In 1927, Theresa and Leonide shared a crowded existence with their husbands—brothers Henry and Joseph—and Theresa and Henry’s three small children in the second-floor rooms of 715 Ursulines Avenue. Before the women’s dispatch and disassembly, there were whispers of their “familiarity” with men other than their husbands.
For their part, Henry and Joseph were odd-jobs men, described by sources as “shiftless” and perpetually short on the funds needed to support their families. Theresa and Leonide also worked, expressing frustration at having to manage their children while taking on sewing jobs to bring in necessary cash. After separating from her husband, Joseph, Leonide continued to live with Henry and Theresa, and Henry fretted over her influence on his wife.
In New Orleans of the 1920s, even people of modest means might afford domestic assistance. When housekeeper Nettie Compass arrived to clean the Moitys’ apartment on the morning of October 27, 1927, a scene of bloody disarray greeted her. The frantic cleaning lady was soon joined by two insurance men who were conveniently nearby and who, in turn, tipped off local reporter, George William Healy. In his 1976 memoir, Healy described their discovery:
We found red stains on the floor and saw a large trunk in a bedroom, partially open. When I pulled up the trunk lid, a woman’s body, arms, and legs severed from the torso, was exposed.

=== EXERCISE TASKS ===
**a)** According to the Ursulines Avenue account, why did Theresa and Leonide take on sewing jobs? Answer in one to three sentences.
**b)** Write the next part of the Ursulines Avenue account, beginning after its final sentence.
The data that comes after the Ursulines Avenue account has no connection to it.

=== DATA BLOCK ===
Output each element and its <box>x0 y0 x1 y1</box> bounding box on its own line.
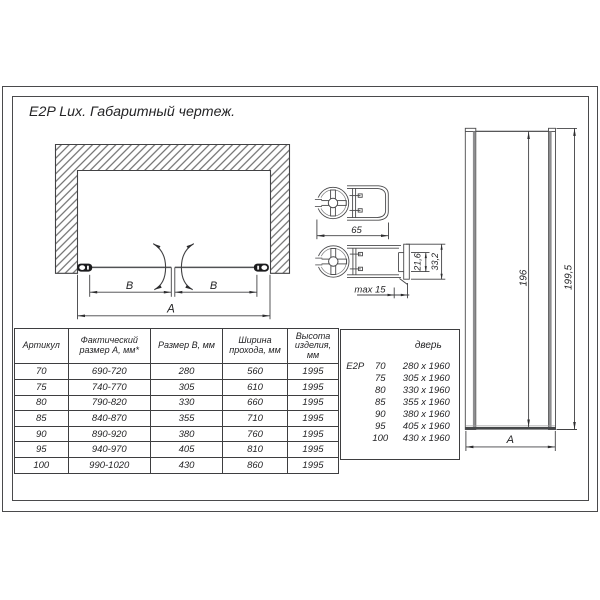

=== THE RESULTS ===
**a)** They took on sewing jobs to bring in necessary cash. Their husbands, Henry and Joseph, were odd-jobs men described as perpetually short on the funds needed to support their families.

**b)**
Healy borrowed a neighbor’s telephone, requesting a second reporter before suggesting that it “might” be appropriate to alert the coroner. When the coroner and Healy’s female colleague, Gwen, arrived,
she charged into the apartment and sighted several objects on a bed. “Look,” said Gwen, holding up these objects. “Lady fingers.” Four fingers had been cut from a woman’s hand … After placing the fingers back on the bed, Gwen moved to a second bedroom, found a second trunk, and opened it. It contained a second woman’s body.
Resting on the torso was a bloodied cane knife, of the type used on sugar plantations. The “lady fingers” were discovered to have belonged to Theresa Moity, whose missing wedding ring was later retrieved from a gaping wound in her back. A gold bracelet still hung delicately from the wrist of an arm, now unburdened of its owner. Clumps of hair lay on the floor, caught in the shadows cast from Ursulines Avenue.
Theresa and Leonide’s personal effects lay strewn among the gore: children’s clothing, unfinished sewing projects, the women’s lace garments, silk stockings, and beauty creams. In a turn worthy of pulp fiction, a manuscript written in Leonide’s hand was discovered hidden in the cabinet of her bedroom. Rife with grammatical errors, its thinly veiled autobiographical story cautioned young girls to “be careful, for marriage is a life sentence.” The rejection slip from her submission to a popular confessions magazine lay in a pool of her own blood.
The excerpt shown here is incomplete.